# multipurpose ecollar



## nutmeg07 (Sep 14, 2013)

I've been researching ecollars for a while now and as there's lots of information available, I'm trying to filter the good from the bad. I'm interested in the ecollar purely for recall, as my 10-month-old is fairly good on it but for safety I would like her to be more reliable. However, I've come across people using the collar for all sorts of purposes, like loose leash walking, stopping them from barking while tied up, stopping them from jumping up to people, heeling, stays, etc... So, common sense tells me the collar could be easily overused and abused, I wanted to know if you have used your collar for other purposes than recall? Any advice, experiences or ideas are greatly appreciated


----------



## R E McCraith (Nov 24, 2011)

E-collar - I only use it as a correction for whoa & here - it goes on usually after a year & the pup knows these commands - I'm old school - first year whoa board - check cord - hand signals - whistle & voice - get whoa right & this corrects everything else - on this command stops what ever he is doing & looks 2 u 4 next command - now the E - beep or buzz with multiy stim levels - get a good 1 with long range - rechargeable collar - totally water proof !


----------



## SuperV (Oct 18, 2011)

With respect to your question on using the e-collar for other purposes than recall......You use the e-collar as a way to enforce the dog to listen to any command you gave. Part of e-collar training is to teach the dog, that the stimulation goes away when it listens to your command...any command. It isn't exclusive to a single command, although many use it that way..... The dog should hear the command, feel the e-collar, and know that the stimulation goes away when the command is obeyed. 

Remember that the stimulation isn't meant to painful....it is meant to be provide a sensation to the dog that may be mildly unpleasant to the dog so it has a stronger desire to turn it off then continue on with what it is doing (or not doing). Think of the e-collar, as a swarm of mosquito's flying around your head when you go outside.....they are annoying, but don't hurt and if the annoyance is big enough, you'll go back inside.....It isn't meant to be a swarm of killer bees, unless however life is in danger like running out into the road..

--------------------------------------------------

STATED GOAL 1:
According to the forum thread, what is the only purpose nutmeg07 wants to use the e-collar for?
The entries have no connection to the forum thread above.

Items in a dataset:

--------------------------------------------------

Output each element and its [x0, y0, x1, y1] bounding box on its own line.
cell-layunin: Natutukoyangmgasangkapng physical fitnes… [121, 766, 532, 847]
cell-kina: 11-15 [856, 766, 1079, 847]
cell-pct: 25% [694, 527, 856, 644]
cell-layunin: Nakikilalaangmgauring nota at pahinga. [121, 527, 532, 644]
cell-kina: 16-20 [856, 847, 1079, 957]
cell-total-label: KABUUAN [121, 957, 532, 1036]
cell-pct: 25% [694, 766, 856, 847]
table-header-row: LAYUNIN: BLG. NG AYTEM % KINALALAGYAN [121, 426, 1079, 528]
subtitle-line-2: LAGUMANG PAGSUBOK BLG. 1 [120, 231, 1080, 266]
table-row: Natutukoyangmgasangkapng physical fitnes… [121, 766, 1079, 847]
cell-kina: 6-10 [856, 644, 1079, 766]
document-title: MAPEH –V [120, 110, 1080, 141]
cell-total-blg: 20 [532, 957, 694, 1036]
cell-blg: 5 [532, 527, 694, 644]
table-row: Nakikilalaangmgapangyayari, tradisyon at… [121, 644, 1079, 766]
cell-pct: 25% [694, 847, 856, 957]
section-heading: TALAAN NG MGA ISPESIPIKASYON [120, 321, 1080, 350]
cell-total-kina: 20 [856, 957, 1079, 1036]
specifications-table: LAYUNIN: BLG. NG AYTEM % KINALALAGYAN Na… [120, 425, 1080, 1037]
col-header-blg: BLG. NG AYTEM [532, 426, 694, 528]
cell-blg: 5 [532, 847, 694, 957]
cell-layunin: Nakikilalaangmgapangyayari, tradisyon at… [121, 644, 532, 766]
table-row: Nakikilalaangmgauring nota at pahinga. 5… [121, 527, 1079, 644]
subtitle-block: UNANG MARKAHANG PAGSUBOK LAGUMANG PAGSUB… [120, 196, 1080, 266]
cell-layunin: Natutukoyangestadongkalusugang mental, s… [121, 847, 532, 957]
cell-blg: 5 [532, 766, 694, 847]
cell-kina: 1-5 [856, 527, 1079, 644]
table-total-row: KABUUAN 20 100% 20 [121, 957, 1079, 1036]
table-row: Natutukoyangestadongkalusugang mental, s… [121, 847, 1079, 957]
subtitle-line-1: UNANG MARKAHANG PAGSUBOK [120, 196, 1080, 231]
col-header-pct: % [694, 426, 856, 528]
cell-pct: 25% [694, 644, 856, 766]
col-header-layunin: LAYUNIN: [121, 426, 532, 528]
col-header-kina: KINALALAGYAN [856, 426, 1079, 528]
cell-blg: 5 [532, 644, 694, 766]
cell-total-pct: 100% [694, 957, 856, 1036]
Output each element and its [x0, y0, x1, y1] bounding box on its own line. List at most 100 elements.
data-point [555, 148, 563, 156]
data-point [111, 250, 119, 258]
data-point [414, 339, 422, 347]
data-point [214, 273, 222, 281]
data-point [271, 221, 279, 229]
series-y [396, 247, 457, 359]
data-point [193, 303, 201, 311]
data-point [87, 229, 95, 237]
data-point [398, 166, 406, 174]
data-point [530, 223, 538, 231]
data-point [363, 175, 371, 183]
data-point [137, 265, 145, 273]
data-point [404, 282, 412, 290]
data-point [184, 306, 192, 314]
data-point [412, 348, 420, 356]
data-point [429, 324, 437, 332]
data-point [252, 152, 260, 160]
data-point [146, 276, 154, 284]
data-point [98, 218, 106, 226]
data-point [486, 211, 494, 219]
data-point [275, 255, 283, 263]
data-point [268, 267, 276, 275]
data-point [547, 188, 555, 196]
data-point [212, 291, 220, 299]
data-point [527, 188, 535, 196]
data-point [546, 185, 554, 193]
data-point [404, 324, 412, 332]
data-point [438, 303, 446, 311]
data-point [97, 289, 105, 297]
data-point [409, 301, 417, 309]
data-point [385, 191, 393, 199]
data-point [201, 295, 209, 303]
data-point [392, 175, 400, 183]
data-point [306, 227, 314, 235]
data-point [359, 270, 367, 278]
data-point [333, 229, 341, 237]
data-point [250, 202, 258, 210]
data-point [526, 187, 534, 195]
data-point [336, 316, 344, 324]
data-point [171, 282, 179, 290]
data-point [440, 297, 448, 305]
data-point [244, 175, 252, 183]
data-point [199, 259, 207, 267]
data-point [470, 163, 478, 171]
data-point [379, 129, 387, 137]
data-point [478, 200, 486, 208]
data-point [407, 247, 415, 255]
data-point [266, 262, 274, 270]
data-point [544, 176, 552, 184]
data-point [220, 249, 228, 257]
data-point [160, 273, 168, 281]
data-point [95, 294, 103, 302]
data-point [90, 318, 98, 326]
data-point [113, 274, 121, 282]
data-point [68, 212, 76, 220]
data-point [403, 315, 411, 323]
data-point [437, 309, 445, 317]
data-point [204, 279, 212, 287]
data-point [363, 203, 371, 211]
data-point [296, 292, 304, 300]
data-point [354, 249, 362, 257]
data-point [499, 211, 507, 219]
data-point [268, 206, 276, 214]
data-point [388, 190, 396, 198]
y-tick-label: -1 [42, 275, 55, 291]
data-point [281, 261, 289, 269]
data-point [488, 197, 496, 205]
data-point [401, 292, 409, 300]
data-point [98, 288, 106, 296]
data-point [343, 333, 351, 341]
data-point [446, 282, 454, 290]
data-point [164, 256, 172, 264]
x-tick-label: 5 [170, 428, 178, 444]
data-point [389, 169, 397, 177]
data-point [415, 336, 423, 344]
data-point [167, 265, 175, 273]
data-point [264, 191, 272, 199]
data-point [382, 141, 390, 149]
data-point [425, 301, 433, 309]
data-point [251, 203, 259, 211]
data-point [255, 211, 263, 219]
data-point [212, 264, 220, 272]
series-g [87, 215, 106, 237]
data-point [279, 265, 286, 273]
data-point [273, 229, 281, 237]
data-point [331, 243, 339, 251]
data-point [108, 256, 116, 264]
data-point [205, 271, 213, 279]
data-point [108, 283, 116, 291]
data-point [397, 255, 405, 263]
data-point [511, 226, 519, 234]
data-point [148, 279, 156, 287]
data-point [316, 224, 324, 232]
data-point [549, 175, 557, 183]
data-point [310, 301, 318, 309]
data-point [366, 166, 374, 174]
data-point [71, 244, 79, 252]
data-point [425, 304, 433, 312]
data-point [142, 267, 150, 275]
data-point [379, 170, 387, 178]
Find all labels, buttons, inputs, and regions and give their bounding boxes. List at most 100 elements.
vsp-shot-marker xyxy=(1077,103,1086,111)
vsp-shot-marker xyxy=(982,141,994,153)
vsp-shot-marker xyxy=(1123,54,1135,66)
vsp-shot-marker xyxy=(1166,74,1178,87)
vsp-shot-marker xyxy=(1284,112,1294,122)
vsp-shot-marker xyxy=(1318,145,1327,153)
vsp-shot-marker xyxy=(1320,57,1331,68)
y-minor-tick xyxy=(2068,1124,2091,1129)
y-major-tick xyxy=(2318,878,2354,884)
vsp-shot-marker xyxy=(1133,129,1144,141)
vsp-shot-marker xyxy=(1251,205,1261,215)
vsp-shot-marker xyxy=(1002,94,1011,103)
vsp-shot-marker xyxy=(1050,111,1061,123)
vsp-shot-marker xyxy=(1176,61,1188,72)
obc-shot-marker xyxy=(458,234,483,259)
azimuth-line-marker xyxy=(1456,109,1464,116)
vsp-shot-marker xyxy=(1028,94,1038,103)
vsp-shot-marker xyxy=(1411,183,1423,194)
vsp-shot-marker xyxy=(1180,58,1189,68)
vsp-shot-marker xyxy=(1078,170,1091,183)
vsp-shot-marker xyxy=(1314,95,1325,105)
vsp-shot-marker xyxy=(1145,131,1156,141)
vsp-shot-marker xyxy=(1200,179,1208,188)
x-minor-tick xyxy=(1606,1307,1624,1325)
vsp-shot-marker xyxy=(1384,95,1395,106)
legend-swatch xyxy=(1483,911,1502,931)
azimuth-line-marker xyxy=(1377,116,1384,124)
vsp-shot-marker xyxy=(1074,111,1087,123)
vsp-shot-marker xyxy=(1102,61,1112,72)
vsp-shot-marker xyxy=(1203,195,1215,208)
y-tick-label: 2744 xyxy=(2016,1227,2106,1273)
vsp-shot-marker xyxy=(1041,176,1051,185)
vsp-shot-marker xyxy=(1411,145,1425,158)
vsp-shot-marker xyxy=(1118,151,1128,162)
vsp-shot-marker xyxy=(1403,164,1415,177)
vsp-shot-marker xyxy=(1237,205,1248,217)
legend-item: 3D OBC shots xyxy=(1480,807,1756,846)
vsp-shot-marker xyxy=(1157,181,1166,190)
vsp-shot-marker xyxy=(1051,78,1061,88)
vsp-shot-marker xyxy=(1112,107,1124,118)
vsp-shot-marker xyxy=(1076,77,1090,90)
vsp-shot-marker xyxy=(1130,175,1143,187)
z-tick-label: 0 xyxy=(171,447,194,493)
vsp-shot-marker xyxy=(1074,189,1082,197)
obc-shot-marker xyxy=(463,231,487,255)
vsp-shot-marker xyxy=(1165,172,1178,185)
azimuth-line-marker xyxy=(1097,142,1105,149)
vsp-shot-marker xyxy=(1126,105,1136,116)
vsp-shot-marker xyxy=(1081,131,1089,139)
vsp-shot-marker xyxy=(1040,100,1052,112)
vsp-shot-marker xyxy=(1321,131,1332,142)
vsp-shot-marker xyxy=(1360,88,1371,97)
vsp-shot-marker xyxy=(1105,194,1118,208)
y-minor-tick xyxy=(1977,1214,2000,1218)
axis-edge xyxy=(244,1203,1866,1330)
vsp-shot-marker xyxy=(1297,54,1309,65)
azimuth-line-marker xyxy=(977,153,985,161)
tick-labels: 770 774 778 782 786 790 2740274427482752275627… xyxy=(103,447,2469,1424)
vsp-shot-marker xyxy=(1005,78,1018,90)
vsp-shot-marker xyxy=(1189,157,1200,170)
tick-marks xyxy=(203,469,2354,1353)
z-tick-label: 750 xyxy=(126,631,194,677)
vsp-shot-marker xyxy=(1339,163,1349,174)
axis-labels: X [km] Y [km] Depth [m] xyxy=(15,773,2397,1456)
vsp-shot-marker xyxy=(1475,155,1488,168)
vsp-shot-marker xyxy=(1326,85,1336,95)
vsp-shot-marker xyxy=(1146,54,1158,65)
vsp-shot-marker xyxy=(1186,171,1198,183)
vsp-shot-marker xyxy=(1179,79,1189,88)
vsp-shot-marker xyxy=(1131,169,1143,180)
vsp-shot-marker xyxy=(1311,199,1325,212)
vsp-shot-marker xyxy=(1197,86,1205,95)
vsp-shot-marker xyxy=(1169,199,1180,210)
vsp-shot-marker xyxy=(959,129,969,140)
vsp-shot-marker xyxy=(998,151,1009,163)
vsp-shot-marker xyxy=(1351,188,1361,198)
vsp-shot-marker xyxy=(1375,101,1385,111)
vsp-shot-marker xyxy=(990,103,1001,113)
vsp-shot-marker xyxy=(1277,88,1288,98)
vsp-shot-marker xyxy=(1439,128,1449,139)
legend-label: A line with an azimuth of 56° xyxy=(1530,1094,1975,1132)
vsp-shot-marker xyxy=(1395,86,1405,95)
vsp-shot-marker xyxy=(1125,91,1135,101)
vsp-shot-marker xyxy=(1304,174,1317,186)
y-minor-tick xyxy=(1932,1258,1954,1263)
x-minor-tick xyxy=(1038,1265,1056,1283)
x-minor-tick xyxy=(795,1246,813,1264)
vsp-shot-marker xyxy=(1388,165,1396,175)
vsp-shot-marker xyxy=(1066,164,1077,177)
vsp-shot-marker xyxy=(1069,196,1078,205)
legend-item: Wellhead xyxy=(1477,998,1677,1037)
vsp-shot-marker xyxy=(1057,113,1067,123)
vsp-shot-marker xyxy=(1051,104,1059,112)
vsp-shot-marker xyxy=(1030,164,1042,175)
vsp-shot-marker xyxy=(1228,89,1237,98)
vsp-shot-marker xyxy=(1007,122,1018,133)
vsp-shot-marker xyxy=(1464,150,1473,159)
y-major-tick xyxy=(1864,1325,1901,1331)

--------------------------------------------------

STATED GOAL 2:
Extract the entries word for word, starting at their first line and ending with the line that contains "cell-kina: 16-20 [856, 847, 1079, 957]".

COMPLETE ANSWER 1:
Recall.

COMPLETE ANSWER 2:
Output each element and its [x0, y0, x1, y1] bounding box on its own line.
cell-layunin: Natutukoyangmgasangkapng physical fitnes… [121, 766, 532, 847]
cell-kina: 11-15 [856, 766, 1079, 847]
cell-pct: 25% [694, 527, 856, 644]
cell-layunin: Nakikilalaangmgauring nota at pahinga. [121, 527, 532, 644]
cell-kina: 16-20 [856, 847, 1079, 957]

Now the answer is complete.